## BEGIN
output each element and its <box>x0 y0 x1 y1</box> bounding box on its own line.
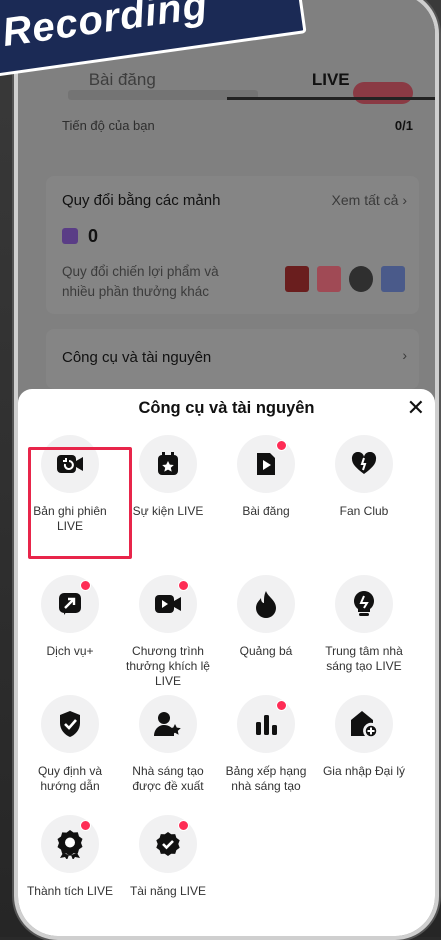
tool-item[interactable]: Fan Club <box>316 435 412 519</box>
tool-label: Tài năng LIVE <box>129 884 207 898</box>
tab-bar: Bài đăng LIVE <box>18 66 435 100</box>
verified-badge-icon <box>155 831 181 857</box>
prize-icon <box>285 266 309 292</box>
see-all-label: Xem tất cả <box>331 192 399 208</box>
tools-row-label: Công cụ và tài nguyên <box>62 349 212 366</box>
tool-icon-circle <box>335 695 393 753</box>
tool-icon-circle <box>335 435 393 493</box>
flame-icon <box>255 590 277 618</box>
tool-icon-circle <box>139 695 197 753</box>
tool-icon-circle <box>41 695 99 753</box>
tool-label: Bài đăng <box>242 504 290 518</box>
prize-icon <box>381 266 405 292</box>
puzzle-count: 0 <box>62 226 98 247</box>
see-all-link[interactable]: Xem tất cả › <box>332 192 407 208</box>
tool-label: Chương trình thưởng khích lệ LIVE <box>126 644 210 688</box>
lightbulb-icon <box>352 590 376 618</box>
highlight-box <box>28 447 132 559</box>
tool-label: Bảng xếp hạng nhà sáng tạo <box>225 764 307 793</box>
tool-label: Trung tâm nhà sáng tạo LIVE <box>325 644 403 673</box>
video-camera-icon <box>154 593 182 615</box>
notification-dot <box>80 820 91 831</box>
tools-row[interactable]: Công cụ và tài nguyên › <box>46 329 419 389</box>
progress-value: 0/1 <box>394 118 413 133</box>
tool-label: Quy định và hướng dẫn <box>37 764 103 793</box>
chevron-right-icon: › <box>402 192 407 208</box>
tool-item[interactable]: Trung tâm nhà sáng tạo LIVE <box>316 575 412 674</box>
redeem-title: Quy đổi bằng các mảnh <box>62 192 221 209</box>
tool-label: Thành tích LIVE <box>26 884 114 898</box>
tool-item[interactable]: Bảng xếp hạng nhà sáng tạo <box>218 695 314 794</box>
tool-label: Fan Club <box>339 504 389 518</box>
redeem-description: Quy đổi chiến lợi phẩm và nhiều phần thư… <box>62 264 219 299</box>
tool-label: Gia nhập Đại lý <box>322 764 406 778</box>
tool-icon-circle <box>139 575 197 633</box>
tool-icon-circle <box>139 815 197 873</box>
tool-icon-circle <box>335 575 393 633</box>
tool-item[interactable]: Nhà sáng tạo được đề xuất <box>120 695 216 794</box>
service-arrow-icon <box>57 591 83 617</box>
progress-row: Tiến độ của bạn 0/1 <box>62 118 413 133</box>
notification-dot <box>80 580 91 591</box>
tool-item[interactable]: Thành tích LIVE <box>22 815 118 899</box>
tool-icon-circle <box>237 695 295 753</box>
user-star-icon <box>154 711 182 737</box>
shield-check-icon <box>58 710 82 738</box>
progress-label: Tiến độ của bạn <box>62 118 155 133</box>
notification-dot <box>276 700 287 711</box>
tool-icon-circle <box>41 575 99 633</box>
tool-item[interactable]: Dịch vụ+ <box>22 575 118 659</box>
chevron-right-icon: › <box>402 347 407 363</box>
tool-icon-circle <box>237 575 295 633</box>
tool-item[interactable]: Chương trình thưởng khích lệ LIVE <box>120 575 216 689</box>
tool-label: Nhà sáng tạo được đề xuất <box>132 764 204 793</box>
notification-dot <box>178 820 189 831</box>
prize-icon <box>317 266 341 292</box>
close-icon[interactable]: ✕ <box>407 395 425 421</box>
calendar-star-icon <box>156 451 180 477</box>
tool-icon-circle <box>237 435 295 493</box>
tool-item[interactable]: Bài đăng <box>218 435 314 519</box>
prize-icon <box>349 266 373 292</box>
notification-dot <box>276 440 287 451</box>
heart-icon <box>351 452 377 476</box>
tool-icon-circle <box>41 815 99 873</box>
notification-dot <box>178 580 189 591</box>
tool-label: Quảng bá <box>239 644 293 658</box>
prize-thumbnails <box>285 266 405 292</box>
redeem-card: Quy đổi bằng các mảnh Xem tất cả › 0 Quy… <box>46 176 419 314</box>
tool-item[interactable]: Gia nhập Đại lý <box>316 695 412 779</box>
puzzle-icon <box>62 228 78 244</box>
medal-icon <box>57 829 83 859</box>
tool-item[interactable]: Sự kiện LIVE <box>120 435 216 519</box>
puzzle-count-value: 0 <box>88 226 99 246</box>
tool-label: Dịch vụ+ <box>46 644 94 658</box>
bar-chart-icon <box>254 712 278 736</box>
tool-label: Sự kiện LIVE <box>132 504 204 518</box>
tool-icon-circle <box>139 435 197 493</box>
tab-posts[interactable]: Bài đăng <box>18 66 227 100</box>
sheet-title: Công cụ và tài nguyên <box>138 399 315 417</box>
tool-item[interactable]: Quảng bá <box>218 575 314 659</box>
tab-live[interactable]: LIVE <box>226 66 435 100</box>
tool-item[interactable]: Tài năng LIVE <box>120 815 216 899</box>
tool-item[interactable]: Quy định và hướng dẫn <box>22 695 118 794</box>
house-plus-icon <box>350 710 378 738</box>
post-sparkle-icon <box>254 450 278 478</box>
## END
## Your goal
Copy every row above without changing anything, leaving out the pictures.

## The response
output each element and its <box>x0 y0 x1 y1</box> bounding box on its own line.
tool-item[interactable]: Fan Club <box>316 435 412 519</box>
tool-label: Tài năng LIVE <box>129 884 207 898</box>
tab-bar: Bài đăng LIVE <box>18 66 435 100</box>
verified-badge-icon <box>155 831 181 857</box>
prize-icon <box>285 266 309 292</box>
see-all-label: Xem tất cả <box>331 192 399 208</box>
tools-row-label: Công cụ và tài nguyên <box>62 349 212 366</box>
tool-icon-circle <box>335 695 393 753</box>
tool-icon-circle <box>335 435 393 493</box>
flame-icon <box>255 590 277 618</box>
tool-icon-circle <box>139 695 197 753</box>
tool-icon-circle <box>41 695 99 753</box>
tool-label: Bài đăng <box>242 504 290 518</box>
prize-icon <box>381 266 405 292</box>
puzzle-count: 0 <box>62 226 98 247</box>
see-all-link[interactable]: Xem tất cả › <box>332 192 407 208</box>
tool-label: Chương trình thưởng khích lệ LIVE <box>126 644 210 688</box>
lightbulb-icon <box>352 590 376 618</box>
highlight-box <box>28 447 132 559</box>
tool-label: Bảng xếp hạng nhà sáng tạo <box>225 764 307 793</box>
tool-label: Trung tâm nhà sáng tạo LIVE <box>325 644 403 673</box>
video-camera-icon <box>154 593 182 615</box>
notification-dot <box>80 820 91 831</box>
tools-row[interactable]: Công cụ và tài nguyên › <box>46 329 419 389</box>
progress-value: 0/1 <box>394 118 413 133</box>
tool-label: Quy định và hướng dẫn <box>37 764 103 793</box>
chevron-right-icon: › <box>402 192 407 208</box>
tool-item[interactable]: Trung tâm nhà sáng tạo LIVE <box>316 575 412 674</box>
redeem-title: Quy đổi bằng các mảnh <box>62 192 221 209</box>
tool-label: Thành tích LIVE <box>26 884 114 898</box>
tool-item[interactable]: Bảng xếp hạng nhà sáng tạo <box>218 695 314 794</box>
tool-label: Fan Club <box>339 504 389 518</box>
redeem-description: Quy đổi chiến lợi phẩm và nhiều phần thư… <box>62 264 219 299</box>
tool-label: Gia nhập Đại lý <box>322 764 406 778</box>
tool-icon-circle <box>139 575 197 633</box>
tool-icon-circle <box>139 815 197 873</box>
tool-icon-circle <box>335 575 393 633</box>
tool-item[interactable]: Nhà sáng tạo được đề xuất <box>120 695 216 794</box>
service-arrow-icon <box>57 591 83 617</box>
progress-row: Tiến độ của bạn 0/1 <box>62 118 413 133</box>
notification-dot <box>80 580 91 591</box>
tool-item[interactable]: Thành tích LIVE <box>22 815 118 899</box>
tool-icon-circle <box>237 695 295 753</box>
user-star-icon <box>154 711 182 737</box>
shield-check-icon <box>58 710 82 738</box>
progress-label: Tiến độ của bạn <box>62 118 155 133</box>
notification-dot <box>276 700 287 711</box>
tool-icon-circle <box>41 575 99 633</box>
tool-item[interactable]: Dịch vụ+ <box>22 575 118 659</box>
chevron-right-icon: › <box>402 347 407 363</box>
tool-icon-circle <box>237 575 295 633</box>
tool-item[interactable]: Chương trình thưởng khích lệ LIVE <box>120 575 216 689</box>
tool-label: Nhà sáng tạo được đề xuất <box>132 764 204 793</box>
notification-dot <box>178 820 189 831</box>
prize-icon <box>317 266 341 292</box>
close-icon[interactable]: ✕ <box>407 395 425 421</box>
calendar-star-icon <box>156 451 180 477</box>
tool-icon-circle <box>237 435 295 493</box>
tool-item[interactable]: Bài đăng <box>218 435 314 519</box>
prize-icon <box>349 266 373 292</box>
notification-dot <box>276 440 287 451</box>
heart-icon <box>351 452 377 476</box>
tool-icon-circle <box>41 815 99 873</box>
notification-dot <box>178 580 189 591</box>
tool-label: Quảng bá <box>239 644 293 658</box>
prize-thumbnails <box>285 266 405 292</box>
redeem-card: Quy đổi bằng các mảnh Xem tất cả › 0 Quy… <box>46 176 419 314</box>
tool-item[interactable]: Gia nhập Đại lý <box>316 695 412 779</box>
puzzle-icon <box>62 228 78 244</box>
medal-icon <box>57 829 83 859</box>
tool-item[interactable]: Sự kiện LIVE <box>120 435 216 519</box>
puzzle-count-value: 0 <box>88 226 99 246</box>
tool-label: Dịch vụ+ <box>46 644 94 658</box>
bar-chart-icon <box>254 712 278 736</box>
tool-label: Sự kiện LIVE <box>132 504 204 518</box>
tool-icon-circle <box>139 435 197 493</box>
tab-posts[interactable]: Bài đăng <box>18 66 227 100</box>
sheet-title: Công cụ và tài nguyên <box>138 399 315 417</box>
tool-item[interactable]: Quảng bá <box>218 575 314 659</box>
tab-live[interactable]: LIVE <box>226 66 435 100</box>
tool-item[interactable]: Tài năng LIVE <box>120 815 216 899</box>
tool-item[interactable]: Quy định và hướng dẫn <box>22 695 118 794</box>
house-plus-icon <box>350 710 378 738</box>
post-sparkle-icon <box>254 450 278 478</box>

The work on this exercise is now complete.